### THE EXERCISE
Go through the records and extract every line with the word "icon".

Excerpts from a figure dataset:
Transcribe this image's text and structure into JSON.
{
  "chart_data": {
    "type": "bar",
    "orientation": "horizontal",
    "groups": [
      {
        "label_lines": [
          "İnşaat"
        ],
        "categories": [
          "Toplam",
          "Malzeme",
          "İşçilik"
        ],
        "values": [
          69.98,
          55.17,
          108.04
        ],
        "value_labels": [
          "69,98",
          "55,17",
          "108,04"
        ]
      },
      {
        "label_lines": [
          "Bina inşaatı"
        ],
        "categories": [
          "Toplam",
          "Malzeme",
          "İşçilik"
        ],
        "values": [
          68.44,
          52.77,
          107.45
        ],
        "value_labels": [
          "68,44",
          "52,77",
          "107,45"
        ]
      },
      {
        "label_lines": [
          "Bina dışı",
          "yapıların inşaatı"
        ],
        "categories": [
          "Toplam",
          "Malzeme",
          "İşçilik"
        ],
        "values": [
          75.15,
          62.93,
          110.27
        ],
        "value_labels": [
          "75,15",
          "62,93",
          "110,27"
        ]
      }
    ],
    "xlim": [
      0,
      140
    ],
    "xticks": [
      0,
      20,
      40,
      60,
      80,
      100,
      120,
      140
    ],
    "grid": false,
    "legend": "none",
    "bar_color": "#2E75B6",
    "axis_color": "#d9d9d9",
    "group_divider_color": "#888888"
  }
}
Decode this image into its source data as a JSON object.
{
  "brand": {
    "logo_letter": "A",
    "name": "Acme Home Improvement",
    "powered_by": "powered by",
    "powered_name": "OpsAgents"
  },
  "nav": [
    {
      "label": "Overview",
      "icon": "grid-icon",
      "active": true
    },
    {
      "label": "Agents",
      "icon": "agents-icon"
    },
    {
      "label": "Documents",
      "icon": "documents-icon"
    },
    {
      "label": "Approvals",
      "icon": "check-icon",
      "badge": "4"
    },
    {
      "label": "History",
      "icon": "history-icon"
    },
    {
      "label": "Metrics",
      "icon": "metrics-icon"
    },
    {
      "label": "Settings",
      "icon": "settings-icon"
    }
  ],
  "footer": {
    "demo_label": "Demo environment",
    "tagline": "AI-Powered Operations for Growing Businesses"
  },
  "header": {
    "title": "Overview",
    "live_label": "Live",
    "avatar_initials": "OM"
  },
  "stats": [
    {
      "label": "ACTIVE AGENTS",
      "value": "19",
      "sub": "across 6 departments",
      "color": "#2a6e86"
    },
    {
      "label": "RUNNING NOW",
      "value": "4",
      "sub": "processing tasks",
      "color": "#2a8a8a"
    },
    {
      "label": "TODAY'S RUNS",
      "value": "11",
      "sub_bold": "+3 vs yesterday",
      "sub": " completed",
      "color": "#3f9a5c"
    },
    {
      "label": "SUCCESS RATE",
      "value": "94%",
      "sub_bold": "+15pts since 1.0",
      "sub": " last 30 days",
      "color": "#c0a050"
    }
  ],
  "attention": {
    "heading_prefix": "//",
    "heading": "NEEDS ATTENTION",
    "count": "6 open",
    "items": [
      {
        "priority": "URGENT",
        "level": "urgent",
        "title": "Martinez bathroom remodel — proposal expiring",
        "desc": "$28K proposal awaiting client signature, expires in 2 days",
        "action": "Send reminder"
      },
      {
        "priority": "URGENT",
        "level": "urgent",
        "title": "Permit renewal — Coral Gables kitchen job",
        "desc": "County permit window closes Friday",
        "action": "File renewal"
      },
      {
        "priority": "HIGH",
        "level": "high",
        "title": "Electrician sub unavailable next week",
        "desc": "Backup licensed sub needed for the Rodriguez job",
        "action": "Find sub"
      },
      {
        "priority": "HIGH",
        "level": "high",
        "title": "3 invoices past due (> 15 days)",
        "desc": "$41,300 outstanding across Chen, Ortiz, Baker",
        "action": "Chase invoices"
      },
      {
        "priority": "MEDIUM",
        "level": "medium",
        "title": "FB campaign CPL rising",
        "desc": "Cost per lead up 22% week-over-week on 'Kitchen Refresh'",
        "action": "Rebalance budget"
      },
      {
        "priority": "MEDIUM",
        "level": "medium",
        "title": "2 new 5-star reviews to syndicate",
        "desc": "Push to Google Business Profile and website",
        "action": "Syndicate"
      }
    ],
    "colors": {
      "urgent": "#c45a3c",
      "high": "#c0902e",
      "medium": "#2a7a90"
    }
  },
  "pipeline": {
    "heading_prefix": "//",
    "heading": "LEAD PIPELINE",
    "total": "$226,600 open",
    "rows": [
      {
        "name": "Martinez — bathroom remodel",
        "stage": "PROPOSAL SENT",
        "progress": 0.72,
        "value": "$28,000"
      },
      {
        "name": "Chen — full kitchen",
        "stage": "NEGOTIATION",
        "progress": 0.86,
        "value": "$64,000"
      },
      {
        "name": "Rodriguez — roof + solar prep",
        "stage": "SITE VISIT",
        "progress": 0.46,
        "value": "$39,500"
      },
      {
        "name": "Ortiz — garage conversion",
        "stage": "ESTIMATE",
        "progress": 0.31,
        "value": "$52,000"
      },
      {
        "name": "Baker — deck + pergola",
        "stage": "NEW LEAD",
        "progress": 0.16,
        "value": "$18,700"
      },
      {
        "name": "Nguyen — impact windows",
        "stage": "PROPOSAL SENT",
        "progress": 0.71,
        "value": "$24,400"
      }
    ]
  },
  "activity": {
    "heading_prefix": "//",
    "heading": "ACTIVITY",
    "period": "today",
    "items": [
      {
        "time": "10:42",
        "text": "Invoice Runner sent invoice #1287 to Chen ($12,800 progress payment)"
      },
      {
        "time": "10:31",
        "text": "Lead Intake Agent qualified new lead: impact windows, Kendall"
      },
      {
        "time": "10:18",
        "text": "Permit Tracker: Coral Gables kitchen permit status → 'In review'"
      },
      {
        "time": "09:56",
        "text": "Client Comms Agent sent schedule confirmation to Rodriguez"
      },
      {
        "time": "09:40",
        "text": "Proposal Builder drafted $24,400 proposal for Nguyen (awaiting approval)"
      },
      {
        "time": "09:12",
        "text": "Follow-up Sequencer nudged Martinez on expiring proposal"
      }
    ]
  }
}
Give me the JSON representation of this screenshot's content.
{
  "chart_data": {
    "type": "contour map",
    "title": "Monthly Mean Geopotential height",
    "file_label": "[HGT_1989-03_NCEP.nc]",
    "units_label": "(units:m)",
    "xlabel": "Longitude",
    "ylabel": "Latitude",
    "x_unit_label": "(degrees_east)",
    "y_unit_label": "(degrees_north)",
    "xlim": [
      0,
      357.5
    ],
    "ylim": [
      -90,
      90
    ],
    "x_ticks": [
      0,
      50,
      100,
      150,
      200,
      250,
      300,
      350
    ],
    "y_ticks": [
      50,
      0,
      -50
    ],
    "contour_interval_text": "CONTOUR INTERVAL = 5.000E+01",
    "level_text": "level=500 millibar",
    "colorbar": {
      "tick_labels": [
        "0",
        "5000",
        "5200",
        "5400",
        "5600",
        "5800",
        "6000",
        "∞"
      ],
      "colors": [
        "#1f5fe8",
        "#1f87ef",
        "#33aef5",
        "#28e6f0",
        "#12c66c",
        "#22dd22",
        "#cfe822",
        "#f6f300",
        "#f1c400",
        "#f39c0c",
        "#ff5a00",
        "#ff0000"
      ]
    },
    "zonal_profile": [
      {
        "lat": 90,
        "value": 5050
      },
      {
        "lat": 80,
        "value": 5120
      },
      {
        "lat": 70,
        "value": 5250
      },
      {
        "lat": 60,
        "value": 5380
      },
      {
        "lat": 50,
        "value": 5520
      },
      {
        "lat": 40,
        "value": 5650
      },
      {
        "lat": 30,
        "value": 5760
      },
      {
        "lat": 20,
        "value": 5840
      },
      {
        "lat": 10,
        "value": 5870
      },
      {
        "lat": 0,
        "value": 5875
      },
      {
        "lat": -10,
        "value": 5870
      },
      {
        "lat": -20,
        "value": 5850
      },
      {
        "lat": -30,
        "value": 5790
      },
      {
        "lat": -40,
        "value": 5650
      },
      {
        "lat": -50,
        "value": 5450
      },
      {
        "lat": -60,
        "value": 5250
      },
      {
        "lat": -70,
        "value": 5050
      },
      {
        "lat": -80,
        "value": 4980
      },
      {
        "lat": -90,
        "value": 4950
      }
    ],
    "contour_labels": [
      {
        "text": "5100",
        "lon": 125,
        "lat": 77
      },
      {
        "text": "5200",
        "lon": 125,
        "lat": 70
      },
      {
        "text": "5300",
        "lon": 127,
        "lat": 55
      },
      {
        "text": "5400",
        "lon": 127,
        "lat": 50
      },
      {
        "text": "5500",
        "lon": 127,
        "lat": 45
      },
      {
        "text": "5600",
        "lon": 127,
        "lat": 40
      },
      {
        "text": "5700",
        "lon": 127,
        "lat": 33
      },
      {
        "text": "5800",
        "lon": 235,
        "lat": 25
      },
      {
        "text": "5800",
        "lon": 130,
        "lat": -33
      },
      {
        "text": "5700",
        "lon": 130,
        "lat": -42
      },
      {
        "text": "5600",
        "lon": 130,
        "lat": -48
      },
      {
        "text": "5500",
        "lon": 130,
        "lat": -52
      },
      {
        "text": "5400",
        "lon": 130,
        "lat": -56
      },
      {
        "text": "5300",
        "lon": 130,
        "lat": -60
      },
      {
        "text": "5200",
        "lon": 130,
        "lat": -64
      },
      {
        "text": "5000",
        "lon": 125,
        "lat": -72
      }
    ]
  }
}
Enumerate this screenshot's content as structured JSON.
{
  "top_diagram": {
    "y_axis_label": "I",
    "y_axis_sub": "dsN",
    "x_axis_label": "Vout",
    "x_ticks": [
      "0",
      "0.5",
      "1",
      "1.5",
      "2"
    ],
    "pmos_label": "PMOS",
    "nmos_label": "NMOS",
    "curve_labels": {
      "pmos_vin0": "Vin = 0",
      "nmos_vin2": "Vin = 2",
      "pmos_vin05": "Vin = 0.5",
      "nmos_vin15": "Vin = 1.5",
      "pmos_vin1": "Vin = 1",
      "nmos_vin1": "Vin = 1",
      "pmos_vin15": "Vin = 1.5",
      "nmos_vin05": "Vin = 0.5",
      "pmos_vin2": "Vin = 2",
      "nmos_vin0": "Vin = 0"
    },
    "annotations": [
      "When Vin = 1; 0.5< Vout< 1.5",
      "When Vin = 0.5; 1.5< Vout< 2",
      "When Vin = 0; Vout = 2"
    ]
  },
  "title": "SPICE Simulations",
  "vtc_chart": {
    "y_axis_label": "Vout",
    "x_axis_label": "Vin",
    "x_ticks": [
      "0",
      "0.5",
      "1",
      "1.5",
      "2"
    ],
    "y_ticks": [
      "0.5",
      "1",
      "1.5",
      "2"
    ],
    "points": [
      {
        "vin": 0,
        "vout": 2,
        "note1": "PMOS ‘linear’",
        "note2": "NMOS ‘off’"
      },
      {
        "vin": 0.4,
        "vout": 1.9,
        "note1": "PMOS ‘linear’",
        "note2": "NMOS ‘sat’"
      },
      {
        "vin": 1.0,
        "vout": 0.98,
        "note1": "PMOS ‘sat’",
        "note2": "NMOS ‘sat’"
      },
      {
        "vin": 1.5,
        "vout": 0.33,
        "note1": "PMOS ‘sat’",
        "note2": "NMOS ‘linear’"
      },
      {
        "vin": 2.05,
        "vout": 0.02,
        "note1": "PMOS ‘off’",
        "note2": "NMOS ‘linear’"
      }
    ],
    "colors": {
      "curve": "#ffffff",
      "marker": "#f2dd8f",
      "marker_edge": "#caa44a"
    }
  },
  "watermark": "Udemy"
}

### REPLY TO THE EXERCISE
      "icon": "grid-icon",
      "icon": "agents-icon"
      "icon": "documents-icon"
      "icon": "check-icon",
      "icon": "history-icon"
      "icon": "metrics-icon"
      "icon": "settings-icon"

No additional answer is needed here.